▶ **Task statement**
Without the pictures, return each record as it appears.

# START OF Material provided

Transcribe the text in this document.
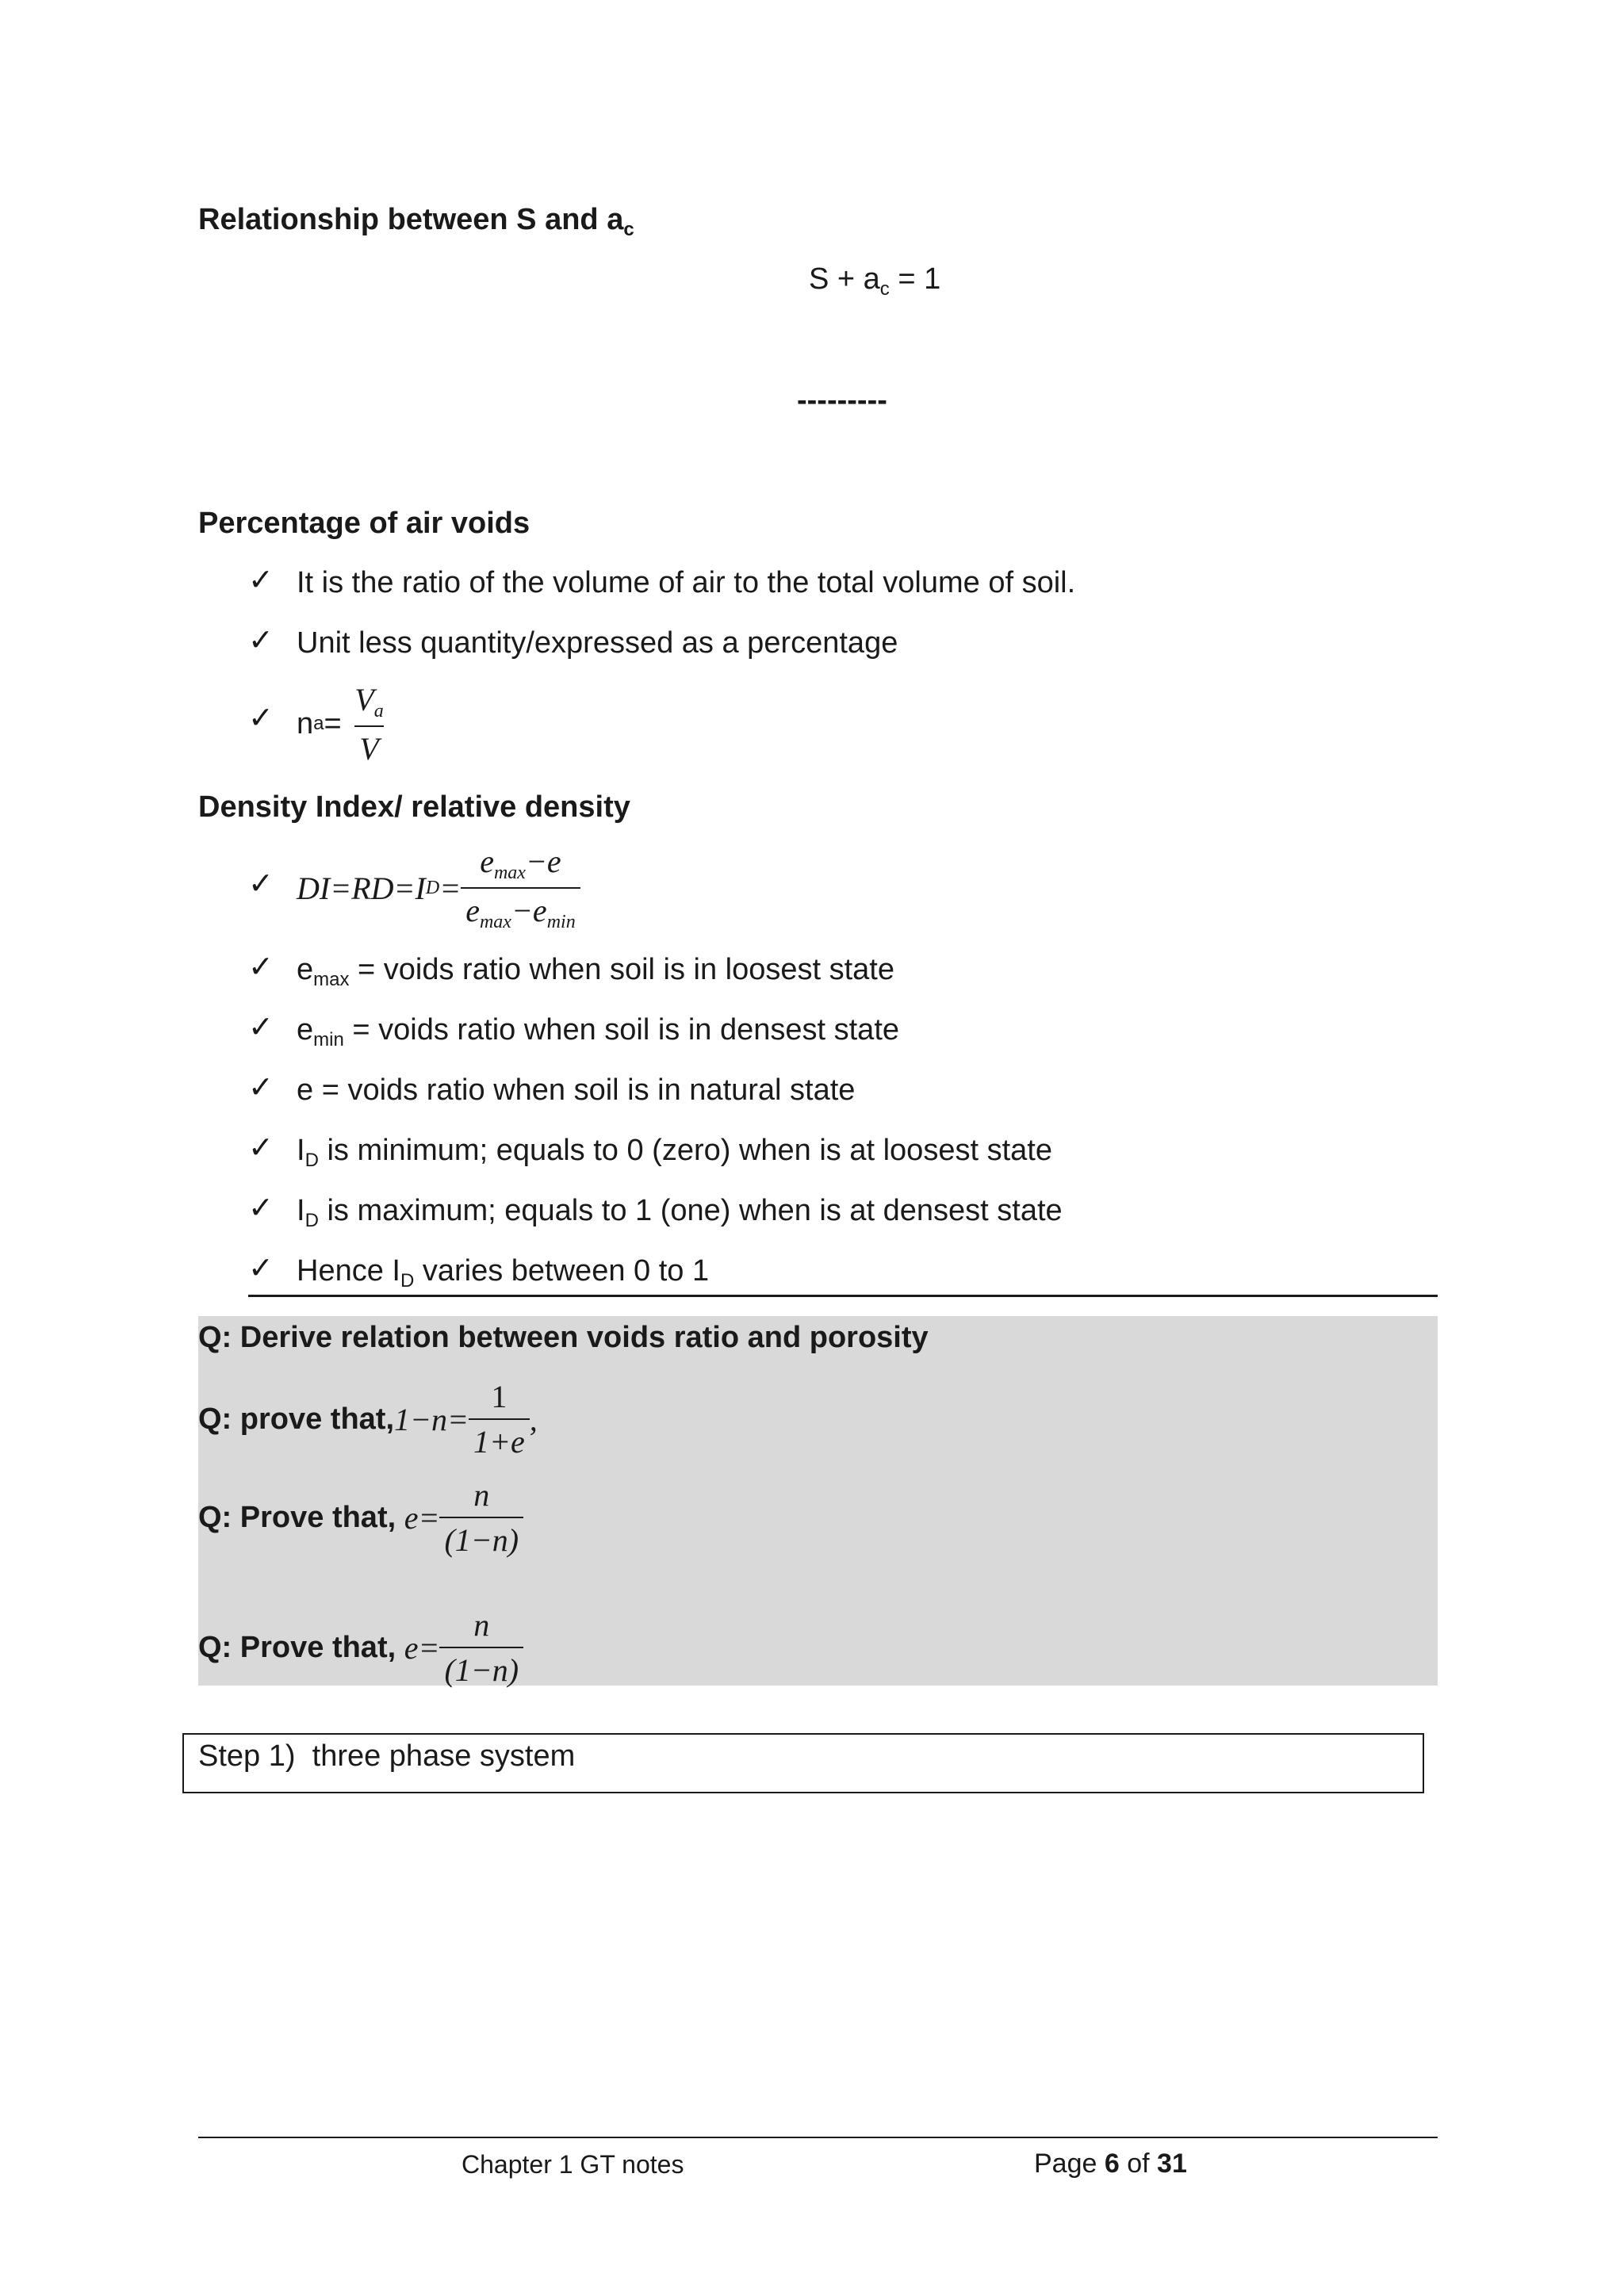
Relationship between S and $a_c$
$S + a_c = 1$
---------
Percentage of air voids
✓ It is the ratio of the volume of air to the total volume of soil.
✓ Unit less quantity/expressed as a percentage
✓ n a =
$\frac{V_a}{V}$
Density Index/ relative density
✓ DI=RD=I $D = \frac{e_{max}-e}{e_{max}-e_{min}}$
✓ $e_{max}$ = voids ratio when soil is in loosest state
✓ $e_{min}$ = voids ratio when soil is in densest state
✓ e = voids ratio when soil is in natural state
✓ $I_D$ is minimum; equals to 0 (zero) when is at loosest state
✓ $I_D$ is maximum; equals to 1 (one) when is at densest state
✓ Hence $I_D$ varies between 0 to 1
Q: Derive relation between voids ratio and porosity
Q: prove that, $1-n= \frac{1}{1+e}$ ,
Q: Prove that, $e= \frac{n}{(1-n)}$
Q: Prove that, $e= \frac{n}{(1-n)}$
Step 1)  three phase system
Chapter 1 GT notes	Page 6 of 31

# END OF Material provided

▶ **Response to this exercise**
Transcribe the text in this document.
Relationship between S and $a_c$
$S + a_c = 1$
---------
Percentage of air voids
✓ It is the ratio of the volume of air to the total volume of soil.
✓ Unit less quantity/expressed as a percentage
✓ n a =
$\frac{V_a}{V}$
Density Index/ relative density
✓ DI=RD=I $D = \frac{e_{max}-e}{e_{max}-e_{min}}$
✓ $e_{max}$ = voids ratio when soil is in loosest state
✓ $e_{min}$ = voids ratio when soil is in densest state
✓ e = voids ratio when soil is in natural state
✓ $I_D$ is minimum; equals to 0 (zero) when is at loosest state
✓ $I_D$ is maximum; equals to 1 (one) when is at densest state
✓ Hence $I_D$ varies between 0 to 1
Q: Derive relation between voids ratio and porosity
Q: prove that, $1-n= \frac{1}{1+e}$ ,
Q: Prove that, $e= \frac{n}{(1-n)}$
Q: Prove that, $e= \frac{n}{(1-n)}$
Step 1)  three phase system
Chapter 1 GT notes	Page 6 of 31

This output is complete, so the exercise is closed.